**WHAT TO WORK ON**.
1) Answer these questions from the excerpt on miR‐193a/b‐3p in LX‐2 cells:
(a) What did the miR‐193a/b‐3p inhibitor do to CAPRIN1 mRNA and protein expression?
(b) What system was used to evaluate whether miR‐193a‐3p or miR‐193b‐3p binds with CAPRIN1?
(c) In which group was the relative luciferase activity significantly decreased?
2) From the excerpt on miR‐193a/b‐3p in LX‐2 cells, extract the stretch from "As illustrated in" through "groups (Figure 4J‐L).".
3) According to the excerpt on miR‐193a/b‐3p in LX‐2 cells, what showed that overexpression of miR‐193a/b‐3p induced apoptosis of LX‐2 cells? Explain in one to three sentences.

**EXTRACTED TEXT**.
3.4. Effect of miR‐193a/b‐3p overexpression on apoptosis and cell cycle of human HSCs LX‐2

As illustrated in Figure 4A and B, overexpression of miR‐193a/b‐3p significantly induced apoptosis of LX‐2 cells as demonstrated by raising the percentage of TUNEL‐positive LX‐2 cells. The mRNA and protein expressions of CAPRIN1 were evidently inhibited by transfection of miR‐193a/b‐3p mimics, while promoted by miR‐193a/b‐3p inhibitor (Figure 4C‐F). Moreover, the protein levels of cell cycle‐related proteins Cyclin D1, Cyclin E1 and p‐Rb^s807 were reduced by miR‐193a/b‐3p overexpression in LX‐2 cells. As shown in Figure 4G‐I, the ability of miR‐193a‐3p or miR‐193b‐3p in binding with CAPRIN1 was evaluated by dual‐luciferase report system. The results showed that in WT CAPRIN1+miR‐193a‐3p or miR‐193b‐3p group, the relative luciferase activity was significantly decreased. There was no difference between MUT CAPRIN1+NC and MUT CAPRIN1+miR‐193a‐3p or miR‐193b‐3p groups (Figure 4J‐L).

**PROVIDED MATERIAL**.
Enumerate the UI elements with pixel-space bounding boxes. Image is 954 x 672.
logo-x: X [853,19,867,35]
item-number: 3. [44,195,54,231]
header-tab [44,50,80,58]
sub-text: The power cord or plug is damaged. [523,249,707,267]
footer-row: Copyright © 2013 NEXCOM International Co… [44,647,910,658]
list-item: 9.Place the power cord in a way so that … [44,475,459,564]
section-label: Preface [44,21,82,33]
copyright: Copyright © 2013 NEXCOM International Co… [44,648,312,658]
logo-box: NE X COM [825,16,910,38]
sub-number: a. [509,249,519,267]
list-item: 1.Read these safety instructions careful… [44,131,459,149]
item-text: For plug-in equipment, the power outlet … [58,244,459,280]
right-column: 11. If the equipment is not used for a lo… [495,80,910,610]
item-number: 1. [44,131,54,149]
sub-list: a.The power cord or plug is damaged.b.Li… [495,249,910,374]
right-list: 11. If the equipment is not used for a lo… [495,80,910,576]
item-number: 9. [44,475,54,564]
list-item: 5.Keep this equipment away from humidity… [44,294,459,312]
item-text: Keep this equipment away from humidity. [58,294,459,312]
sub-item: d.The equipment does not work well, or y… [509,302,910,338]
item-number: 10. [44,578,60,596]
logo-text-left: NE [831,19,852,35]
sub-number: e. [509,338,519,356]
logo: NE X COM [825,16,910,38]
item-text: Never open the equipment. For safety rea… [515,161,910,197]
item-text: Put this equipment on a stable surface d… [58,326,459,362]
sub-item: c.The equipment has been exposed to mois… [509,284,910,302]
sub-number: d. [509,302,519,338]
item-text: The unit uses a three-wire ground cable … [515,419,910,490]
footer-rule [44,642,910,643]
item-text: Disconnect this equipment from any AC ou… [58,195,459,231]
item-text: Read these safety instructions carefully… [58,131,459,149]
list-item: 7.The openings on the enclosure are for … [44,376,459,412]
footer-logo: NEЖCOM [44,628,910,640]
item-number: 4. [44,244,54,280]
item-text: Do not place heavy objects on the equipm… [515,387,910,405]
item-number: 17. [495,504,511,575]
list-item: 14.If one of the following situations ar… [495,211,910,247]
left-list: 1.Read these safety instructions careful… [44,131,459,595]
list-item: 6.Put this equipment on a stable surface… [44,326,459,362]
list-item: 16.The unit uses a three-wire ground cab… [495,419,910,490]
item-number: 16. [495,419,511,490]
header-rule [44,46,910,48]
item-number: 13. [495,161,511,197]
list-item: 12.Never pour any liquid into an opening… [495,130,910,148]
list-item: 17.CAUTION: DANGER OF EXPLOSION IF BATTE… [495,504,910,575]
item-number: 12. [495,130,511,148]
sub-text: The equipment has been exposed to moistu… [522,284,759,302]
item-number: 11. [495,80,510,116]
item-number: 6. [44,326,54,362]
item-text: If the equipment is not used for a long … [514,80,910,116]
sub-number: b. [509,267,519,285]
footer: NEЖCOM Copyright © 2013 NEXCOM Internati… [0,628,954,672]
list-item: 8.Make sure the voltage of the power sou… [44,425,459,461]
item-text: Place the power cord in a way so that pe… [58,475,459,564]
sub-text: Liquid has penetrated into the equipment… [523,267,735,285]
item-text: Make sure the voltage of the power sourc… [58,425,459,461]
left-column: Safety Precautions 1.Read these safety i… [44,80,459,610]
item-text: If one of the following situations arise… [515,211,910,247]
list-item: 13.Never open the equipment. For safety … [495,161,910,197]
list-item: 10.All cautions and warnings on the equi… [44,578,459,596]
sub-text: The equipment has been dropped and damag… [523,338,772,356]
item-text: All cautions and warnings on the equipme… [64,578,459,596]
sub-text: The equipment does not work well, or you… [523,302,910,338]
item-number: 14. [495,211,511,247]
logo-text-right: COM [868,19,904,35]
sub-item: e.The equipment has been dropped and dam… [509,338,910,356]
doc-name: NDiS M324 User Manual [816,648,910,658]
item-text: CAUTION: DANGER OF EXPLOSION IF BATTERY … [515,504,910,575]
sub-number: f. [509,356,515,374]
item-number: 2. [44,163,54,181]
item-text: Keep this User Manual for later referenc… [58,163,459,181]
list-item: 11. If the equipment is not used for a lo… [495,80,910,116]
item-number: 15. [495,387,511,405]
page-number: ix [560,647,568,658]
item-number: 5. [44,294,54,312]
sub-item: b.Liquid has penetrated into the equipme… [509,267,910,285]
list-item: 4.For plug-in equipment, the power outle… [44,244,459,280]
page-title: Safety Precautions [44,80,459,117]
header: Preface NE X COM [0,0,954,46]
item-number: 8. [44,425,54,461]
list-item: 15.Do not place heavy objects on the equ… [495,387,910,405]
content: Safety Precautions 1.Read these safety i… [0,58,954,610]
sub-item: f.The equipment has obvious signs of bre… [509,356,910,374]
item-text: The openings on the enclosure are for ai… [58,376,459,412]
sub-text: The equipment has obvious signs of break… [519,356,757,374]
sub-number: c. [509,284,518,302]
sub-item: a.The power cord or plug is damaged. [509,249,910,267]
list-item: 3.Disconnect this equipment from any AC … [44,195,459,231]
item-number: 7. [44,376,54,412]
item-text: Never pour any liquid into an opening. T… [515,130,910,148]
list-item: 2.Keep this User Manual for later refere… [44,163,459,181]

**ANSWERS TO THE TASKS**.
1)
(a) It promoted them.
(b) A dual‐luciferase report system.
(c) The WT CAPRIN1+miR‐193a‐3p or miR‐193b‐3p group.

2)
As illustrated in Figure 4A and B, overexpression of miR‐193a/b‐3p significantly induced apoptosis of LX‐2 cells as demonstrated by raising the percentage of TUNEL‐positive LX‐2 cells. The mRNA and protein expressions of CAPRIN1 were evidently inhibited by transfection of miR‐193a/b‐3p mimics, while promoted by miR‐193a/b‐3p inhibitor (Figure 4C‐F). Moreover, the protein levels of cell cycle‐related proteins Cyclin D1, Cyclin E1 and p‐Rb^s807 were reduced by miR‐193a/b‐3p overexpression in LX‐2 cells. As shown in Figure 4G‐I, the ability of miR‐193a‐3p or miR‐193b‐3p in binding with CAPRIN1 was evaluated by dual‐luciferase report system. The results showed that in WT CAPRIN1+miR‐193a‐3p or miR‐193b‐3p group, the relative luciferase activity was significantly decreased. There was no difference between MUT CAPRIN1+NC and MUT CAPRIN1+miR‐193a‐3p or miR‐193b‐3p groups (Figure 4J‐L).

3) Overexpression of miR‐193a/b‐3p raised the percentage of TUNEL‐positive LX‐2 cells. This rise is what demonstrated that apoptosis was significantly induced, as illustrated in Figure 4A and B.